◆ **EXERCISE GOAL**:
Using the material that follows, identify and copy each line with the string "name".

Data items:

begin

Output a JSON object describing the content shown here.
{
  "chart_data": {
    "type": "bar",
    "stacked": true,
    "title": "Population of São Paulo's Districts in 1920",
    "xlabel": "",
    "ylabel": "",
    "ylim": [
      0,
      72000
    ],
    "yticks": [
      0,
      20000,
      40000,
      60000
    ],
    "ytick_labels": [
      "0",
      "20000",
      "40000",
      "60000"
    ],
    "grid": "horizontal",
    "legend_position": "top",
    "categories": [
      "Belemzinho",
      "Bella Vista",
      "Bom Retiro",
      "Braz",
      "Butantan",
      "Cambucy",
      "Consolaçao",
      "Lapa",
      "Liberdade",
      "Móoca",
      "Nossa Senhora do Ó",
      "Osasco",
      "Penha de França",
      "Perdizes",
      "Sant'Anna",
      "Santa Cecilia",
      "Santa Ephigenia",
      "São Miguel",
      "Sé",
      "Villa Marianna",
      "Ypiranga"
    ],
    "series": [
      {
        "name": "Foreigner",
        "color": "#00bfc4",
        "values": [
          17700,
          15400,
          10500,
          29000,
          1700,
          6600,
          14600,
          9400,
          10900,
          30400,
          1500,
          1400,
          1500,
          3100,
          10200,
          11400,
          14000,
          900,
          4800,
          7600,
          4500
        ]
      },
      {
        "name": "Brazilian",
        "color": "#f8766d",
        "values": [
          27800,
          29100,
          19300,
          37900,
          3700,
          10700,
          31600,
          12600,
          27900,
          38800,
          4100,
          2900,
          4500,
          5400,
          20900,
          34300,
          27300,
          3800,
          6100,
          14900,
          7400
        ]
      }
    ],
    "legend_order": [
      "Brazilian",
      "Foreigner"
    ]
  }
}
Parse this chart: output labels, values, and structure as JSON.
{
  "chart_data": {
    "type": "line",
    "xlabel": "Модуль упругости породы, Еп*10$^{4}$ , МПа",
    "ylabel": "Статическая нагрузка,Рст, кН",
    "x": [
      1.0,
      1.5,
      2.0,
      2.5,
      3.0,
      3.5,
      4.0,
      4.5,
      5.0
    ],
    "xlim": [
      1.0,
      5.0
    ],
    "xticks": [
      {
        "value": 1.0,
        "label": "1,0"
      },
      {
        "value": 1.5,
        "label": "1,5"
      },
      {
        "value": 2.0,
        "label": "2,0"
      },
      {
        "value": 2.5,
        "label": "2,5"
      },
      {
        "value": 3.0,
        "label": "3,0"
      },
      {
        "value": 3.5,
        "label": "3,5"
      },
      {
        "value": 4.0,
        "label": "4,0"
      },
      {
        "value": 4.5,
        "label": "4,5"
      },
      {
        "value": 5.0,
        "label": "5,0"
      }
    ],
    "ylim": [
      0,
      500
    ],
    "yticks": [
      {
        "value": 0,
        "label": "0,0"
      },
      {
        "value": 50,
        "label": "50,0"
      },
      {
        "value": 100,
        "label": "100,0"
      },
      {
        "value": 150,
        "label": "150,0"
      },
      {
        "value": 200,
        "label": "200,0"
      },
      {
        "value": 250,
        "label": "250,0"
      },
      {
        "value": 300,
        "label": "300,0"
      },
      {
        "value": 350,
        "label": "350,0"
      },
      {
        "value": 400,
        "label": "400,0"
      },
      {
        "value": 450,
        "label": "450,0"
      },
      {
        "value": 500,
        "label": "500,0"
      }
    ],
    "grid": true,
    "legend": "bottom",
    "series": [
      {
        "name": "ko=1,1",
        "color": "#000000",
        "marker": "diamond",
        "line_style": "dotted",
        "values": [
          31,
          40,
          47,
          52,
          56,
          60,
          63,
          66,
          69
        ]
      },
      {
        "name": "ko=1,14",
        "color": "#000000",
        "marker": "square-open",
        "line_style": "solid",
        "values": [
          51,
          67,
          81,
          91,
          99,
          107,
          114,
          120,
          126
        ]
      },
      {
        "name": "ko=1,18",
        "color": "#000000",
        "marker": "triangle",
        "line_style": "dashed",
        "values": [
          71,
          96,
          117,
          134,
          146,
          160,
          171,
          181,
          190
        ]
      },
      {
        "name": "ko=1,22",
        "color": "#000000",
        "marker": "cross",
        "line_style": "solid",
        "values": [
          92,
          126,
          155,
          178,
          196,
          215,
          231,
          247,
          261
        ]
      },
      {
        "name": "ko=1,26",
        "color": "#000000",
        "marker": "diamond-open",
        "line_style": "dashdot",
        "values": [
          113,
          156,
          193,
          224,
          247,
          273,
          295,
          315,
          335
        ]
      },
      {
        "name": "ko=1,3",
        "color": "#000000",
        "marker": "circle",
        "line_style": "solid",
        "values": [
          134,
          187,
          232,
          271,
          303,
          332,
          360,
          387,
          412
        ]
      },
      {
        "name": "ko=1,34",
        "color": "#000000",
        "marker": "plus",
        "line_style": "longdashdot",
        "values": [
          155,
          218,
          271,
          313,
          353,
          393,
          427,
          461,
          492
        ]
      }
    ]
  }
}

end

◆ **THE COMPLETED TASK**:
        "name": "Foreigner",
        "name": "Brazilian",
        "name": "ko=1,1",
        "name": "ko=1,14",
        "name": "ko=1,18",
        "name": "ko=1,22",
        "name": "ko=1,26",
        "name": "ko=1,3",
        "name": "ko=1,34",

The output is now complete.